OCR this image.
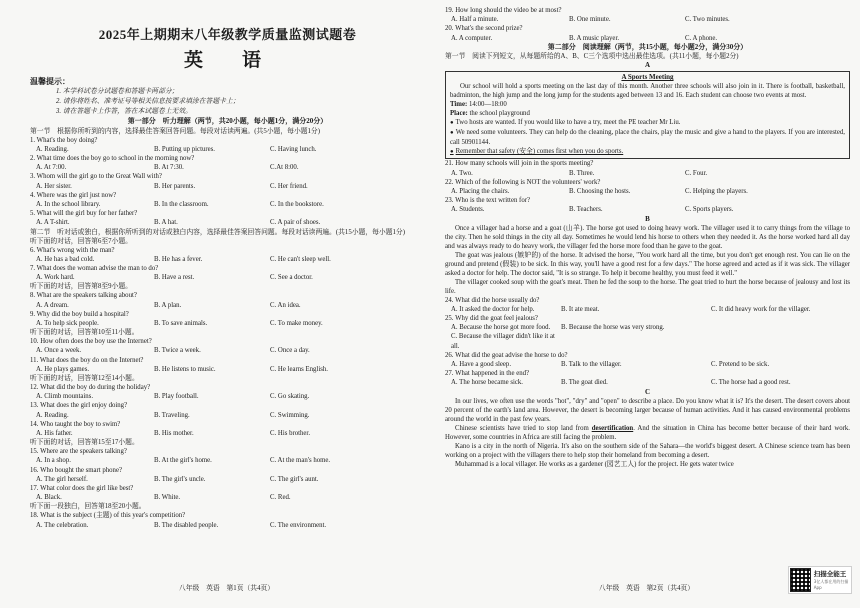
2025年上期期末八年级教学质量监测试题卷
英　语
温馨提示：
1. 本学科试卷分试题卷和答题卡两部分；
2. 请你将姓名、准考证号等相关信息按要求填涂在答题卡上；
3. 请在答题卡上作答，答在本试题卷上无效。
第一部分　听力理解（两节，共20小题，每小题1分，满分20分）
第一节　根据你所听到的内容，选择最佳答案回答问题。每段对话读两遍。(共5小题，每小题1分)
1. What's the boy doing?
A. Reading.	B. Putting up pictures.	C. Having lunch.
2. What time does the boy go to school in the morning now?
A. At 7:00.	B. At 7:30.	C.At 8:00.
3. Whom will the girl go to the Great Wall with?
A. Her sister.	B. Her parents.	C. Her friend.
4. Where was the girl just now?
A. In the school library.	B. In the classroom.	C. In the bookstore.
5. What will the girl buy for her father?
A. A T-shirt.	B. A hat.	C. A pair of shoes.
第二节　听对话或独白，根据你所听到的对话或独白内容，选择最佳答案回答问题。每段对话读两遍。(共15小题，每小题1分)
听下面的对话，回答第6至7小题。
6. What's wrong with the man?
A. He has a bad cold.	B. He has a fever.	C. He can't sleep well.
7. What does the woman advise the man to do?
A. Work hard.	B. Have a rest.	C. See a doctor.
听下面的对话，回答第8至9小题。
8. What are the speakers talking about?
A. A dream.	B. A plan.	C. An idea.
9. Why did the boy build a hospital?
A. To help sick people.	B. To save animals.	C. To make money.
听下面的对话，回答第10至11小题。
10. How often does the boy use the Internet?
A. Once a week.	B. Twice a week.	C. Once a day.
11. What does the boy do on the Internet?
A. He plays games.	B. He listens to music.	C. He learns English.
听下面的对话，回答第12至14小题。
12. What did the boy do during the holiday?
A. Climb mountains.	B. Play football.	C. Go skating.
13. What does the girl enjoy doing?
A. Reading.	B. Traveling.	C. Swimming.
14. Who taught the boy to swim?
A. His father.	B. His mother.	C. His brother.
听下面的对话，回答第15至17小题。
15. Where are the speakers talking?
A. In a shop.	B. At the girl's home.	C. At the man's home.
16. Who bought the smart phone?
A. The girl herself.	B. The girl's uncle.	C. The girl's aunt.
17. What color does the girl like best?
A. Black.	B. White.	C. Red.
听下面一段独白，回答第18至20小题。
18. What is the subject (主题) of this year's competition?
A. The celebration.	B. The disabled people.	C. The environment.
八年级　英语　第1页（共4页）
19. How long should the video be at most?
A. Half a minute.	B. One minute.	C. Two minutes.
20. What's the second prize?
A. A computer.	B. A music player.	C. A phone.
第二部分　阅读理解（两节，共15小题，每小题2分，满分30分）
第一节　阅读下列短文，从每题所给的A、B、C三个选项中选出最佳选项。(共11小题，每小题2分)
A
A Sports Meeting
Our school will hold a sports meeting on the last day of this month. Another three schools will also join in it. There is football, basketball, badminton, the high jump and the long jump for the students aged between 13 and 16. Each student can choose two events at most.
Time: 14:00—18:00
Place: the school playground
● Two hosts are wanted. If you would like to have a try, meet the PE teacher Mr Liu.
● We need some volunteers. They can help do the cleaning, place the chairs, play the music and give a hand to the players. If you are interested, call 50901144.
● Remember that safety (安全) comes first when you do sports.
21. How many schools will join in the sports meeting?
A. Two.	B. Three.	C. Four.
22. Which of the following is NOT the volunteers' work?
A. Placing the chairs.	B. Choosing the hosts.	C. Helping the players.
23. Who is the text written for?
A. Students.	B. Teachers.	C. Sports players.
B
Once a villager had a horse and a goat (山羊). The horse got used to doing heavy work. The villager used it to carry things from the village to the city. Then he sold things in the city all day. Sometimes he would lend his horse to others when they needed it. As the horse worked hard all day and was always ready to do heavy work, the villager fed the horse more food than he gave to the goat.
The goat was jealous (嫉妒的) of the horse. It advised the horse, "You work hard all the time, but you don't get enough rest. You can lie on the ground and pretend (假装) to be sick. In this way, you'll have a good rest for a few days." The horse agreed and acted as if it was sick. The villager asked a doctor for help. The doctor said, "It is so strange. To help it become healthy, you must feed it well."
The villager cooked soup with the goat's meat. Then he fed the soup to the horse. The goat tried to hurt the horse because of jealousy and lost its life.
24. What did the horse usually do?
A. It asked the doctor for help.	B. It ate meat.	C. It did heavy work for the villager.
25. Why did the goat feel jealous?
A. Because the horse got more food.	B. Because the horse was very strong.
C. Because the villager didn't like it at all.
26. What did the goat advise the horse to do?
A. Have a good sleep.	B. Talk to the villager.	C. Pretend to be sick.
27. What happened in the end?
A. The horse became sick.	B. The goat died.	C. The horse had a good rest.
C
In our lives, we often use the words "hot", "dry" and "open" to describe a place. Do you know what it is? It's the desert. The desert covers about 20 percent of the earth's land area. However, the desert is becoming larger because of human activities. And it has caused environmental problems around the world in the past few years.
Chinese scientists have tried to stop land from desertification. And the situation in China has become better because of their hard work. However, some countries in Africa are still facing the problem.
Kano is a city in the north of Nigeria. It's also on the southern side of the Sahara—the world's biggest desert. A Chinese science team has been working on a project with the villagers there to help stop their homeland from becoming a desert.
Muhammad is a local villager. He works as a gardener (园艺工人) for the project. He gets water twice
八年级　英语　第2页（共4页）
扫描全能王
3亿人都在用的扫描App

Written exercise:
All entries are to be retyped exactly. Omit any embedded images.

Solution below:
OCR this image.
2025年上期期末八年级教学质量监测试题卷
英　语
温馨提示：
1. 本学科试卷分试题卷和答题卡两部分；
2. 请你将姓名、准考证号等相关信息按要求填涂在答题卡上；
3. 请在答题卡上作答，答在本试题卷上无效。
第一部分　听力理解（两节，共20小题，每小题1分，满分20分）
第一节　根据你所听到的内容，选择最佳答案回答问题。每段对话读两遍。(共5小题，每小题1分)
1. What's the boy doing?
A. Reading.	B. Putting up pictures.	C. Having lunch.
2. What time does the boy go to school in the morning now?
A. At 7:00.	B. At 7:30.	C.At 8:00.
3. Whom will the girl go to the Great Wall with?
A. Her sister.	B. Her parents.	C. Her friend.
4. Where was the girl just now?
A. In the school library.	B. In the classroom.	C. In the bookstore.
5. What will the girl buy for her father?
A. A T-shirt.	B. A hat.	C. A pair of shoes.
第二节　听对话或独白，根据你所听到的对话或独白内容，选择最佳答案回答问题。每段对话读两遍。(共15小题，每小题1分)
听下面的对话，回答第6至7小题。
6. What's wrong with the man?
A. He has a bad cold.	B. He has a fever.	C. He can't sleep well.
7. What does the woman advise the man to do?
A. Work hard.	B. Have a rest.	C. See a doctor.
听下面的对话，回答第8至9小题。
8. What are the speakers talking about?
A. A dream.	B. A plan.	C. An idea.
9. Why did the boy build a hospital?
A. To help sick people.	B. To save animals.	C. To make money.
听下面的对话，回答第10至11小题。
10. How often does the boy use the Internet?
A. Once a week.	B. Twice a week.	C. Once a day.
11. What does the boy do on the Internet?
A. He plays games.	B. He listens to music.	C. He learns English.
听下面的对话，回答第12至14小题。
12. What did the boy do during the holiday?
A. Climb mountains.	B. Play football.	C. Go skating.
13. What does the girl enjoy doing?
A. Reading.	B. Traveling.	C. Swimming.
14. Who taught the boy to swim?
A. His father.	B. His mother.	C. His brother.
听下面的对话，回答第15至17小题。
15. Where are the speakers talking?
A. In a shop.	B. At the girl's home.	C. At the man's home.
16. Who bought the smart phone?
A. The girl herself.	B. The girl's uncle.	C. The girl's aunt.
17. What color does the girl like best?
A. Black.	B. White.	C. Red.
听下面一段独白，回答第18至20小题。
18. What is the subject (主题) of this year's competition?
A. The celebration.	B. The disabled people.	C. The environment.
八年级　英语　第1页（共4页）
19. How long should the video be at most?
A. Half a minute.	B. One minute.	C. Two minutes.
20. What's the second prize?
A. A computer.	B. A music player.	C. A phone.
第二部分　阅读理解（两节，共15小题，每小题2分，满分30分）
第一节　阅读下列短文，从每题所给的A、B、C三个选项中选出最佳选项。(共11小题，每小题2分)
A
A Sports Meeting
Our school will hold a sports meeting on the last day of this month. Another three schools will also join in it. There is football, basketball, badminton, the high jump and the long jump for the students aged between 13 and 16. Each student can choose two events at most.
Time: 14:00—18:00
Place: the school playground
● Two hosts are wanted. If you would like to have a try, meet the PE teacher Mr Liu.
● We need some volunteers. They can help do the cleaning, place the chairs, play the music and give a hand to the players. If you are interested, call 50901144.
● Remember that safety (安全) comes first when you do sports.
21. How many schools will join in the sports meeting?
A. Two.	B. Three.	C. Four.
22. Which of the following is NOT the volunteers' work?
A. Placing the chairs.	B. Choosing the hosts.	C. Helping the players.
23. Who is the text written for?
A. Students.	B. Teachers.	C. Sports players.
B
Once a villager had a horse and a goat (山羊). The horse got used to doing heavy work. The villager used it to carry things from the village to the city. Then he sold things in the city all day. Sometimes he would lend his horse to others when they needed it. As the horse worked hard all day and was always ready to do heavy work, the villager fed the horse more food than he gave to the goat.
The goat was jealous (嫉妒的) of the horse. It advised the horse, "You work hard all the time, but you don't get enough rest. You can lie on the ground and pretend (假装) to be sick. In this way, you'll have a good rest for a few days." The horse agreed and acted as if it was sick. The villager asked a doctor for help. The doctor said, "It is so strange. To help it become healthy, you must feed it well."
The villager cooked soup with the goat's meat. Then he fed the soup to the horse. The goat tried to hurt the horse because of jealousy and lost its life.
24. What did the horse usually do?
A. It asked the doctor for help.	B. It ate meat.	C. It did heavy work for the villager.
25. Why did the goat feel jealous?
A. Because the horse got more food.	B. Because the horse was very strong.
C. Because the villager didn't like it at all.
26. What did the goat advise the horse to do?
A. Have a good sleep.	B. Talk to the villager.	C. Pretend to be sick.
27. What happened in the end?
A. The horse became sick.	B. The goat died.	C. The horse had a good rest.
C
In our lives, we often use the words "hot", "dry" and "open" to describe a place. Do you know what it is? It's the desert. The desert covers about 20 percent of the earth's land area. However, the desert is becoming larger because of human activities. And it has caused environmental problems around the world in the past few years.
Chinese scientists have tried to stop land from desertification. And the situation in China has become better because of their hard work. However, some countries in Africa are still facing the problem.
Kano is a city in the north of Nigeria. It's also on the southern side of the Sahara—the world's biggest desert. A Chinese science team has been working on a project with the villagers there to help stop their homeland from becoming a desert.
Muhammad is a local villager. He works as a gardener (园艺工人) for the project. He gets water twice
八年级　英语　第2页（共4页）
扫描全能王
3亿人都在用的扫描App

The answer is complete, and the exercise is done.